### YOUR GOAL
In the entries below, find the lines that contain the word "Adsorption" and copy them.

[Dataset rows]
· · · · · · ·

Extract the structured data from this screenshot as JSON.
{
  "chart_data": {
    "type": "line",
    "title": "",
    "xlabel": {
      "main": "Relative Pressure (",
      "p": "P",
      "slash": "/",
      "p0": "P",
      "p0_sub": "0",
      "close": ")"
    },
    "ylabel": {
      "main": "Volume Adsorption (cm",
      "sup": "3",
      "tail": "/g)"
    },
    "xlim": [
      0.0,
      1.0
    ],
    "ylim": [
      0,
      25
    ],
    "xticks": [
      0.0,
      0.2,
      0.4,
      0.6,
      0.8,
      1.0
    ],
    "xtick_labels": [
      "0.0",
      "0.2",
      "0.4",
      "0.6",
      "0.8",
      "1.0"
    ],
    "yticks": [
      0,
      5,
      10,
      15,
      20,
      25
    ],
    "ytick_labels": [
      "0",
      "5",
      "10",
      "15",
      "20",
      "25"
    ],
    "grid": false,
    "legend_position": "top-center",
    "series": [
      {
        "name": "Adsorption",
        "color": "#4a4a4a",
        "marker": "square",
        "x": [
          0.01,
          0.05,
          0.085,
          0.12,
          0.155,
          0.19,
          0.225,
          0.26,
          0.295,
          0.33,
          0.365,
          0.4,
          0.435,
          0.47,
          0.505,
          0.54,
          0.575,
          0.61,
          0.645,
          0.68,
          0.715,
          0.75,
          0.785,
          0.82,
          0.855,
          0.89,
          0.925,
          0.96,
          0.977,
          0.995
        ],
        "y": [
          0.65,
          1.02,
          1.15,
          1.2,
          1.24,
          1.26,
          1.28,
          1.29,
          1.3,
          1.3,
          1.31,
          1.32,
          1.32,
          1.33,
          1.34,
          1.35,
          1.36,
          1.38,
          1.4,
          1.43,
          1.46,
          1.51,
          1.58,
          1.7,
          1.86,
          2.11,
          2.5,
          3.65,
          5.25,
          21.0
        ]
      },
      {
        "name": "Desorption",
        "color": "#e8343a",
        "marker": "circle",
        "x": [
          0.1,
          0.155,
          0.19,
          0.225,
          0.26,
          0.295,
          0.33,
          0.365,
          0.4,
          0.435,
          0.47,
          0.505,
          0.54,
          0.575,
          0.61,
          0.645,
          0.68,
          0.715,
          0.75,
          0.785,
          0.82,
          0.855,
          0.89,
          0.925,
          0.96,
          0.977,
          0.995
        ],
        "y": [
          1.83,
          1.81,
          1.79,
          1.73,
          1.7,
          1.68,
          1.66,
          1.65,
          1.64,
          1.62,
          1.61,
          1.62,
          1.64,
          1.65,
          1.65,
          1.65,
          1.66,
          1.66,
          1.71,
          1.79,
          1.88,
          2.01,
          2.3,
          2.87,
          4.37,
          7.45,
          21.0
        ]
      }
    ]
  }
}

· · · · · · ·

### FULL SOLUTION
      "main": "Volume Adsorption (cm",
        "name": "Adsorption",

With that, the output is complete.